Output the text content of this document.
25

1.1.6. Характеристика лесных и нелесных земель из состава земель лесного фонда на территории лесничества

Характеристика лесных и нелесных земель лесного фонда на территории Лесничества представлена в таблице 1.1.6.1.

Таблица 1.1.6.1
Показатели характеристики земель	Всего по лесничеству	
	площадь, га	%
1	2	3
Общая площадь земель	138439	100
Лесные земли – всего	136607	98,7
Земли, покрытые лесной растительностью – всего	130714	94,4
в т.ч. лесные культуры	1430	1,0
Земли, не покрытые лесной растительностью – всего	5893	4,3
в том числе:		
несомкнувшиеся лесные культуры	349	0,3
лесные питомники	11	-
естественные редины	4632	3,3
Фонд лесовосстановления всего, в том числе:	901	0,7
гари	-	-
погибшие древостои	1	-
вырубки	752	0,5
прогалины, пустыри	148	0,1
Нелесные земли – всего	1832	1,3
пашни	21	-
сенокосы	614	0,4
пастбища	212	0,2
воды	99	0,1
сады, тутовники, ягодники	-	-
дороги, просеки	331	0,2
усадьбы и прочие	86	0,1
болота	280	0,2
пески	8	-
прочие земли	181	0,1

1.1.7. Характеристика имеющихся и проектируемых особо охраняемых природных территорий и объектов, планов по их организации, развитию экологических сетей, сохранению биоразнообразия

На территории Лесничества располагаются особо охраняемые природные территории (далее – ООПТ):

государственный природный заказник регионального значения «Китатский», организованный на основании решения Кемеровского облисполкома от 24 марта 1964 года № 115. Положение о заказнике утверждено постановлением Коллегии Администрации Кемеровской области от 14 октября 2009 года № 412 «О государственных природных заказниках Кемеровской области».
* * *
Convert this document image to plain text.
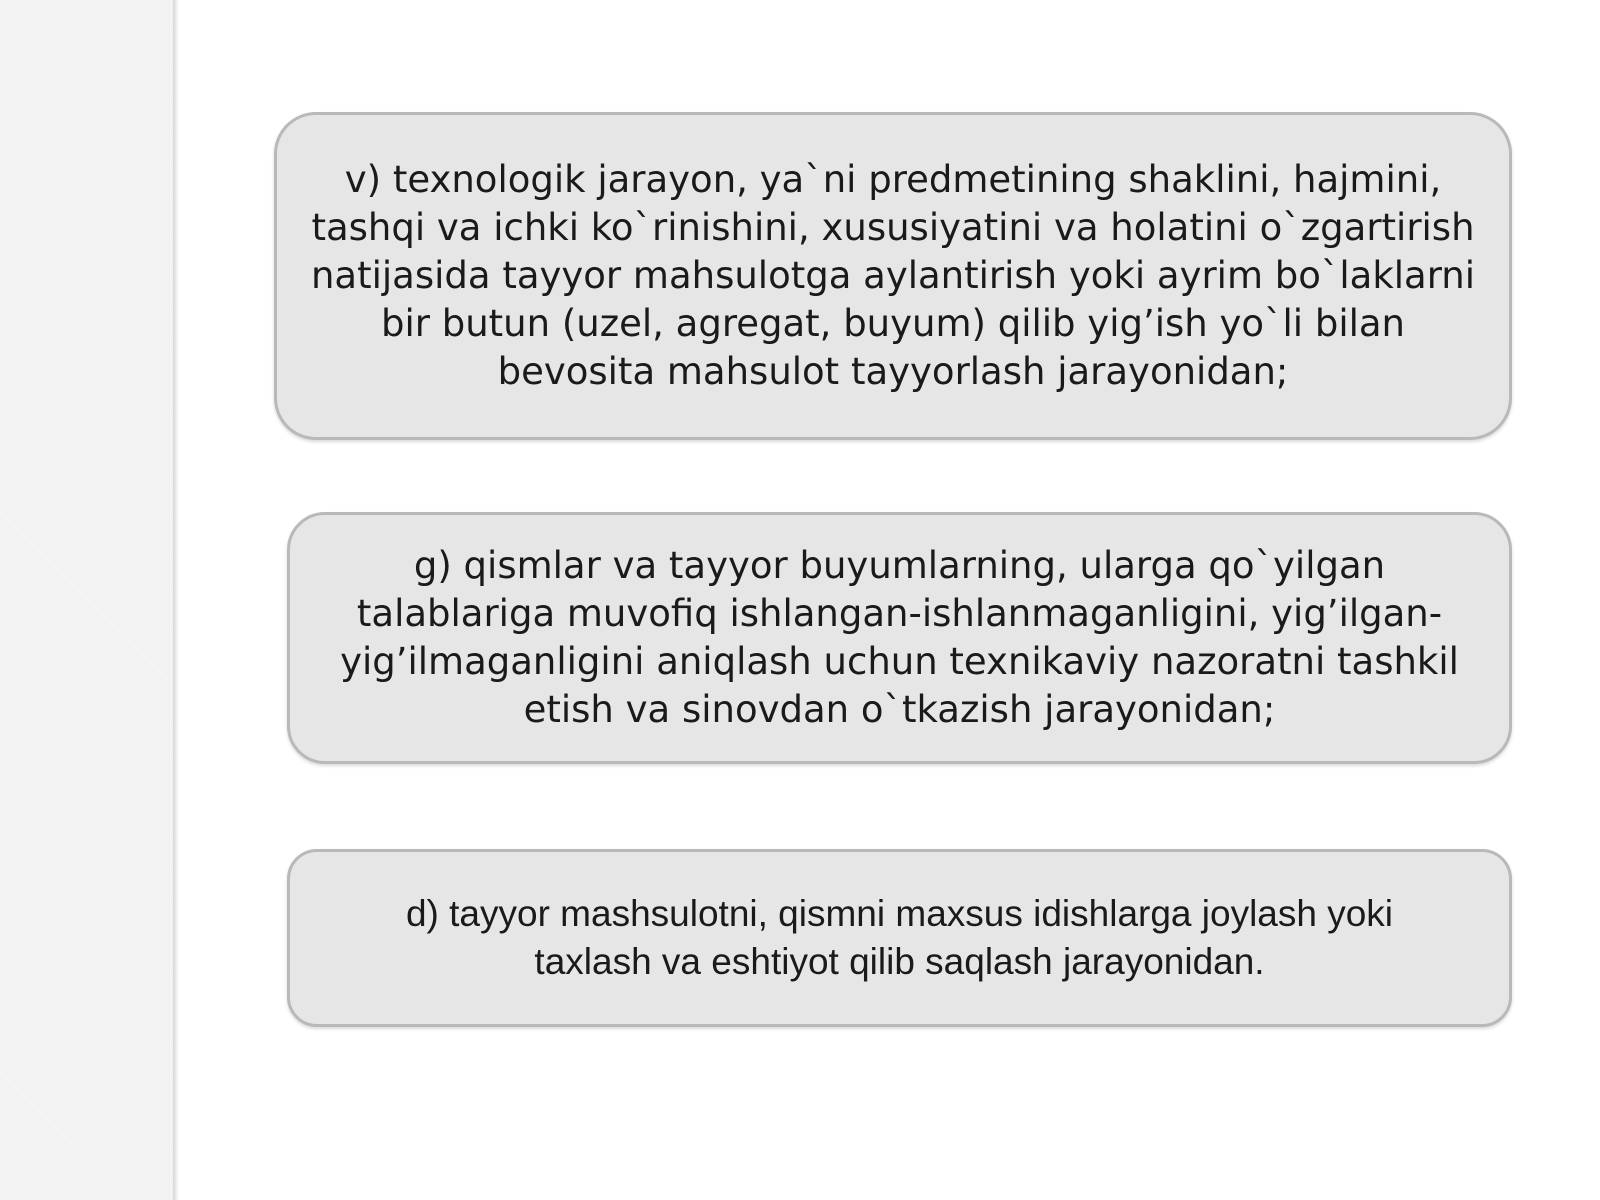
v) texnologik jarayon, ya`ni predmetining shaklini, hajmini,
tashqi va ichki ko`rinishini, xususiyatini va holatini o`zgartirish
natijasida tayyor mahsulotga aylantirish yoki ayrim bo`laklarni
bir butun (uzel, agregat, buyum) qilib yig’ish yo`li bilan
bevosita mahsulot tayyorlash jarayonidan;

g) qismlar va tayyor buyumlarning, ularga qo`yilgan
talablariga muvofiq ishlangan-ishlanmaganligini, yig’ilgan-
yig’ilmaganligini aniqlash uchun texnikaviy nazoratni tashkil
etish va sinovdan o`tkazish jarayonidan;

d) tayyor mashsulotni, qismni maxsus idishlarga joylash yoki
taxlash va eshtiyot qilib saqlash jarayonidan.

YOUR TASK: Select from the material above each line in which the string "покрытые" appears, and list those lines.

RESPONSE TO THE EXERCISE:
Земли, покрытые лесной растительностью – всего	130714	94,4
Земли, не покрытые лесной растительностью – всего	5893	4,3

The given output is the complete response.